>> start DATA SHOWN

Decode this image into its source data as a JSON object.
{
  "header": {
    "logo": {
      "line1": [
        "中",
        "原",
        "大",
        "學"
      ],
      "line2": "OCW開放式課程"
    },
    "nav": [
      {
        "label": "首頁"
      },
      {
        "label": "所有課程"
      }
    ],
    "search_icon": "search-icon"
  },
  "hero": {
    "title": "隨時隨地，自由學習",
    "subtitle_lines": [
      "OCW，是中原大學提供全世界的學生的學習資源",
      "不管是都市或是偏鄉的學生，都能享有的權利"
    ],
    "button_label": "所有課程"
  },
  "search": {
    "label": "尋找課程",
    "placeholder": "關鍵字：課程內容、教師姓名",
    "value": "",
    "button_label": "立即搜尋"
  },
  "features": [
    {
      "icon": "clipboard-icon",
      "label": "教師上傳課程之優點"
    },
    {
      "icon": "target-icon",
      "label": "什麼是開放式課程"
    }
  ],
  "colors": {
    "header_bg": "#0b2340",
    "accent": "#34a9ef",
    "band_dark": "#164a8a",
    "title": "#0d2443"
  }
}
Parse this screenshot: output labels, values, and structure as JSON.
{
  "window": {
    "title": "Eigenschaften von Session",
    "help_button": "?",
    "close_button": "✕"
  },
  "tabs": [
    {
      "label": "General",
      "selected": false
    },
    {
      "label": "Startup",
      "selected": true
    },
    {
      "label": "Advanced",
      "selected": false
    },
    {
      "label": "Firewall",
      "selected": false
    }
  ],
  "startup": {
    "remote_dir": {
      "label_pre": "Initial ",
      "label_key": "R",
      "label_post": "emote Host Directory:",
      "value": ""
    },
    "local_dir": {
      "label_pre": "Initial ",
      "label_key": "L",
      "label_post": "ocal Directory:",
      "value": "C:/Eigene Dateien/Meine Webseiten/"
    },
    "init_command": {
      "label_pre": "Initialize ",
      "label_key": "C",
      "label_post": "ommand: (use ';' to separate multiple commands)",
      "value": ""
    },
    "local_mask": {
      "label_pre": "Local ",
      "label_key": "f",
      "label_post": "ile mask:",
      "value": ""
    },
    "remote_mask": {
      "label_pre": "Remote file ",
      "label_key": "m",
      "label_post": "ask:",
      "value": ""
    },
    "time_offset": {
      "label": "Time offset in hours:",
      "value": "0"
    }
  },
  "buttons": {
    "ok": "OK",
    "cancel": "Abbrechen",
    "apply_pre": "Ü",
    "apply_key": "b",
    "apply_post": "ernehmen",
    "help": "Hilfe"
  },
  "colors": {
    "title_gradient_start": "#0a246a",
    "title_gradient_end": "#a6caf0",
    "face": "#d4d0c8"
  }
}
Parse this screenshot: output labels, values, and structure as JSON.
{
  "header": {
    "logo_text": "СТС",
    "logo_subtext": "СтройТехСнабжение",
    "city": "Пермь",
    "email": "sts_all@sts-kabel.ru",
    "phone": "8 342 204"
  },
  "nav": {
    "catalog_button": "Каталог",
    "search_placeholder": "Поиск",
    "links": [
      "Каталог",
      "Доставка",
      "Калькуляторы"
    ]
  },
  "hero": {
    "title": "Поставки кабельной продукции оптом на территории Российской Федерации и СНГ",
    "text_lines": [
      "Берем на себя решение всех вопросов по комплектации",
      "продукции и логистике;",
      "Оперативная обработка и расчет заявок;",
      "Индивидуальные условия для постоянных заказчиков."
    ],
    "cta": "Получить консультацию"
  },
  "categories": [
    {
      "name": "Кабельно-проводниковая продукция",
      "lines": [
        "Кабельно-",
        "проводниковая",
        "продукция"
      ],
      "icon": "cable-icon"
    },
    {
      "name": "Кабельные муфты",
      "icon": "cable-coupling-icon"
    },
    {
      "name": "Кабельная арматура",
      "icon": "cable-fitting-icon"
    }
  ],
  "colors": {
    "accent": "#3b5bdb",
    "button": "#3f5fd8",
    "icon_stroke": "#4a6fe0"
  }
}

>> end DATA SHOWN

**WHAT IS NEEDED:** Return the listing above in full, character for character.

**TASK ANSWER:**
Decode this image into its source data as a JSON object.
{
  "header": {
    "logo": {
      "line1": [
        "中",
        "原",
        "大",
        "學"
      ],
      "line2": "OCW開放式課程"
    },
    "nav": [
      {
        "label": "首頁"
      },
      {
        "label": "所有課程"
      }
    ],
    "search_icon": "search-icon"
  },
  "hero": {
    "title": "隨時隨地，自由學習",
    "subtitle_lines": [
      "OCW，是中原大學提供全世界的學生的學習資源",
      "不管是都市或是偏鄉的學生，都能享有的權利"
    ],
    "button_label": "所有課程"
  },
  "search": {
    "label": "尋找課程",
    "placeholder": "關鍵字：課程內容、教師姓名",
    "value": "",
    "button_label": "立即搜尋"
  },
  "features": [
    {
      "icon": "clipboard-icon",
      "label": "教師上傳課程之優點"
    },
    {
      "icon": "target-icon",
      "label": "什麼是開放式課程"
    }
  ],
  "colors": {
    "header_bg": "#0b2340",
    "accent": "#34a9ef",
    "band_dark": "#164a8a",
    "title": "#0d2443"
  }
}
Parse this screenshot: output labels, values, and structure as JSON.
{
  "window": {
    "title": "Eigenschaften von Session",
    "help_button": "?",
    "close_button": "✕"
  },
  "tabs": [
    {
      "label": "General",
      "selected": false
    },
    {
      "label": "Startup",
      "selected": true
    },
    {
      "label": "Advanced",
      "selected": false
    },
    {
      "label": "Firewall",
      "selected": false
    }
  ],
  "startup": {
    "remote_dir": {
      "label_pre": "Initial ",
      "label_key": "R",
      "label_post": "emote Host Directory:",
      "value": ""
    },
    "local_dir": {
      "label_pre": "Initial ",
      "label_key": "L",
      "label_post": "ocal Directory:",
      "value": "C:/Eigene Dateien/Meine Webseiten/"
    },
    "init_command": {
      "label_pre": "Initialize ",
      "label_key": "C",
      "label_post": "ommand: (use ';' to separate multiple commands)",
      "value": ""
    },
    "local_mask": {
      "label_pre": "Local ",
      "label_key": "f",
      "label_post": "ile mask:",
      "value": ""
    },
    "remote_mask": {
      "label_pre": "Remote file ",
      "label_key": "m",
      "label_post": "ask:",
      "value": ""
    },
    "time_offset": {
      "label": "Time offset in hours:",
      "value": "0"
    }
  },
  "buttons": {
    "ok": "OK",
    "cancel": "Abbrechen",
    "apply_pre": "Ü",
    "apply_key": "b",
    "apply_post": "ernehmen",
    "help": "Hilfe"
  },
  "colors": {
    "title_gradient_start": "#0a246a",
    "title_gradient_end": "#a6caf0",
    "face": "#d4d0c8"
  }
}
Parse this screenshot: output labels, values, and structure as JSON.
{
  "header": {
    "logo_text": "СТС",
    "logo_subtext": "СтройТехСнабжение",
    "city": "Пермь",
    "email": "sts_all@sts-kabel.ru",
    "phone": "8 342 204"
  },
  "nav": {
    "catalog_button": "Каталог",
    "search_placeholder": "Поиск",
    "links": [
      "Каталог",
      "Доставка",
      "Калькуляторы"
    ]
  },
  "hero": {
    "title": "Поставки кабельной продукции оптом на территории Российской Федерации и СНГ",
    "text_lines": [
      "Берем на себя решение всех вопросов по комплектации",
      "продукции и логистике;",
      "Оперативная обработка и расчет заявок;",
      "Индивидуальные условия для постоянных заказчиков."
    ],
    "cta": "Получить консультацию"
  },
  "categories": [
    {
      "name": "Кабельно-проводниковая продукция",
      "lines": [
        "Кабельно-",
        "проводниковая",
        "продукция"
      ],
      "icon": "cable-icon"
    },
    {
      "name": "Кабельные муфты",
      "icon": "cable-coupling-icon"
    },
    {
      "name": "Кабельная арматура",
      "icon": "cable-fitting-icon"
    }
  ],
  "colors": {
    "accent": "#3b5bdb",
    "button": "#3f5fd8",
    "icon_stroke": "#4a6fe0"
  }
}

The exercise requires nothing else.